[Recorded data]
★ ★ ★ ★ ★ ★ ★

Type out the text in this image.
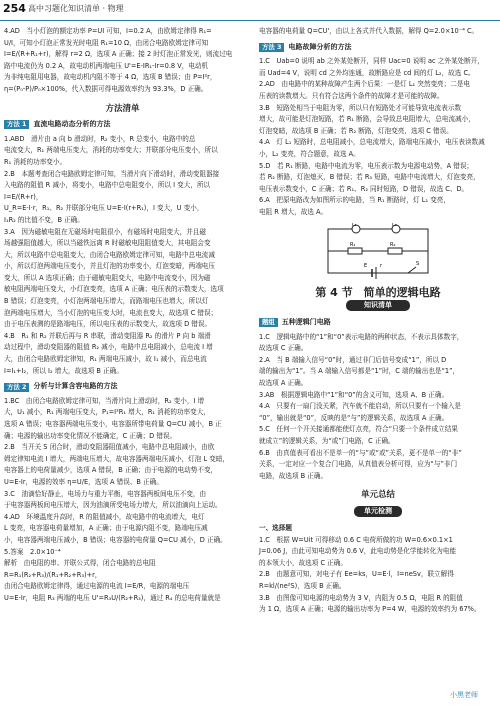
254 高中习题化知识清单 · 物理

4.AD　当小灯泡的额定功率 P=UI 可知，I=0.2 A，由欧姆定律得 R₁=

U/I，可知小灯泡正常发光时电阻 R₁=10 Ω，由闭合电路欧姆定律可知

I=E/(R+R₁+r)，解得 r=2 Ω，选项 A 正确；接 2 时灯泡正常发光，则流过电

路中电流仍为 0.2 A，故电动机两端电压 U'=E-IR₁-Ir=0.8 V，电动机

为非纯电阻用电器，故电动机内阻不等于 4 Ω，选项 B 错误；由 P=I²r，

η=(P₀-P)/P₀×100%，代入数据可得电源效率约为 93.3%，D 正确。

方法清单
方法 1	直流电路动态分析的方法

1.ABD　滑片由 a 向 b 滑动时，R₂ 变小，R 总变小，电路中的总

电流变大，R₁ 两端电压变大，消耗的功率变大；并联部分电压变小，所以

R₁ 消耗的功率变小。

2.B　本题考查闭合电路欧姆定律可知，当滑片向下滑动时，滑动变阻器接

入电路的阻值 R 减小，将变小，电路中总电阻变小，所以 I 变大，所以 I=E/(R+r)，

U_R=E-I·r，R₁、R₂ 并联部分电压 U=E-I(r+R₁)，I 变大，U 变小，

I₁R₂ 的比值不变，B 正确。

3.A　因为磁敏电阻在无磁场时电阻很小，有磁场时电阻变大，并且磁

场越强阻值越大，所以当磁铁远离 R 时磁敏电阻阻值变大，其电阻会变

大，所以电路中总电阻变大，由闭合电路欧姆定律可知，电路中总电流减

小，所以灯泡两端电压变小，并且灯泡的功率变小，灯泡变暗，两端电压

变大，所以 A 选项正确；由于磁敏电阻变大，电路中电流变小，因为磁

敏电阻两端电压变大，小灯泡变亮，选项 A 正确；电压表的示数变大，选项

B 错误；灯泡变亮，小灯泡两端电压增大，而路端电压也增大，所以灯

泡两端电压增大，当小灯泡的电压变大时，电流也变大，故选项 C 错误；

由于电压表测的是路端电压，所以电压表的示数变大，故选项 D 错误。

4.B　R₁ 和 R₂ 并联后再与 R 串联，滑动变阻器 R₂ 的滑片 P 向 b 端滑

动过程中，滑动变阻器的阻值 R₂ 减小，电路中总电阻减小，总电流 I 增

大，由闭合电路欧姆定律知，R₁ 两端电压减小，故 I₁ 减小，而总电流

I=I₁+I₂，所以 I₂ 增大，故选项 B 正确。

方法 2	分析与计算含容电路的方法

1.BC　由闭合电路欧姆定律可知，当滑片向上滑动时，R₂ 变小，I 增

大，U₁ 减小，R₁ 两端电压变大，P₁=I²R₁ 增大，R₁ 消耗的功率变大，

选项 A 错误；电容器两端电压变小，电容器所带电荷量 Q=CU 减小，B 正

确；电源的输出功率变化情况不能确定，C 正确；D 错误。

2.B　当开关 S 闭合时，滑动变阻器阻值减小，电路中总电阻减小，由欧

姆定律知电流 I 增大，两端电压增大，故电容器两端电压减小，灯泡 L 变暗，

电容器上的电荷量减少，选项 A 错误，B 正确；由于电源的电动势不变，

U=E-Ir，电源的效率 η=U/E，选项 A 错误、B 正确。

3.C　油滴恰好静止，电场力与重力平衡，电容器两板间电压不变，由

于电容器两板间电压增大，因为油滴所受电场力增大，所以油滴向上运动。

4.AD　环境温度升高时，R 的阻值减小，故电路中的电流增大，电灯

L 变亮，电容器电荷量增加，A 正确；由于电源内阻不变，路端电压减

小，电容器两端电压减小，B 错误；电容器的电荷量 Q=CU 减小，D 正确。

5.答案　2.0×10⁻⁴

解析　由电阻的串、并联公式得，闭合电路的总电阻 R=R₁(R₂+R₃)/(R₁+R₂+R₃)+r，

由闭合电路欧姆定律得，通过电源的电流 I=E/R，电源的端电压

U=E-Ir，电阻 R₃ 两端的电压 U'=R₃U/(R₂+R₃)，通过 R₄ 的总电荷量就是

电容器的电荷量 Q=CU'，由以上各式并代入数据，解得 Q=2.0×10⁻⁴ C。

方法 3	电路故障分析的方法

1.C　Uab=0 说明 ab 之外某处断开，同样 Uac=0 说明 ac 之外某处断开，

而 Uad=4 V，说明 cd 之外均连通，故断路应是 cd 间的灯 L₂，故选 C。

2.AD　由电路中的某种故障产生两个后果：一是灯 L₁ 突然变亮；二是电

压表的读数增大。只有符合这两个条件的故障才是可能的故障。

3.B　短路处相当于电阻为零，所以只有短路处才可能导致电流表示数

增大，故可能是灯泡短路，若 R₁ 断路，会导致总电阻增大，总电流减小，

灯泡变暗，故选项 B 正确；若 R₂ 断路，灯泡变亮，选项 C 错误。

4.A　灯 L₁ 短路时，总电阻减小，总电流增大，路端电压减小，电压表读数减

小，L₂ 变亮，符合题意，故选 A。

5.D　若 R₁ 断路，电路中电流为零，电压表示数为电源电动势，A 错误；

若 R₂ 断路，灯泡熄灭，B 错误；若 R₃ 短路，电路中电流增大，灯泡变亮，

电压表示数变小，C 正确；若 R₁、R₂ 同时短路，D 错误，故选 C、D。

6.A　把原电路改为如图所示的电路，当 R₁ 断路时，灯 L₁ 变亮，

电阻 R 增大，故选 A。

L₁	L₂
R₁	R₂
E	r	S
第 4 节　简单的逻辑电路
知识清单
题组	五种逻辑门电路

1.C　逻辑电路中的“1”和“0”表示电路的两种状态，不表示具体数字，

故选项 C 正确。

2.A　当 B 端输入信号“0”时，通过非门后信号变成“1”，所以 D

端的输出为“1”。当 A 端输入信号都是“1”时，C 端的输出也是“1”，

故选项 A 正确。

3.AB　根据逻辑电路中“1”和“0”的含义可知，选项 A、B 正确。

4.A　只要有一扇门没关紧，汽车就不能启动，所以只要有一个输入是

“0”，输出就是“0”，反映的是“与”的逻辑关系，故选项 A 正确。

5.C　任何一个开关接通都能使灯点亮，符合“只要一个条件成立结果

就成立”的逻辑关系，为“或”门电路，C 正确。

6.B　由真值表可看出不是单一的“与”或“或”关系，更不是单一的“非”

关系，一定对应一个复合门电路，从真值表分析可得，应为“与”非门

电路，故选项 B 正确。

单元总结
单元检测

一、选择题

1.C　根据 W=Uit 可得移动 0.6 C 电荷所做的功 W=0.6×0.1×1

J=0.06 J，由此可知电动势为 0.6 V，此电动势是化学能转化为电能

的本领大小，故选项 C 正确。

2.B　由题意可知，对电子有 Ee=ks，U=E·l，I=neSv，联立解得

R=kl/(ne²S)，选项 B 正确。

3.B　由图像可知电源的电动势为 3 V，内阻为 0.5 Ω，电阻 R 的阻值

为 1 Ω，选项 A 正确；电源的输出功率为 P=4 W，电源的效率约为 67%。

小黑老师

★ ★ ★ ★ ★ ★ ★

** What is expected **
Filter the records above and return every line that holds the word "电容器的电荷量".

** Result of the exercise **
小，电容器两端电压减小，B 错误；电容器的电荷量 Q=CU 减小，D 正确。
电容器的电荷量 Q=CU'，由以上各式并代入数据，解得 Q=2.0×10⁻⁴ C。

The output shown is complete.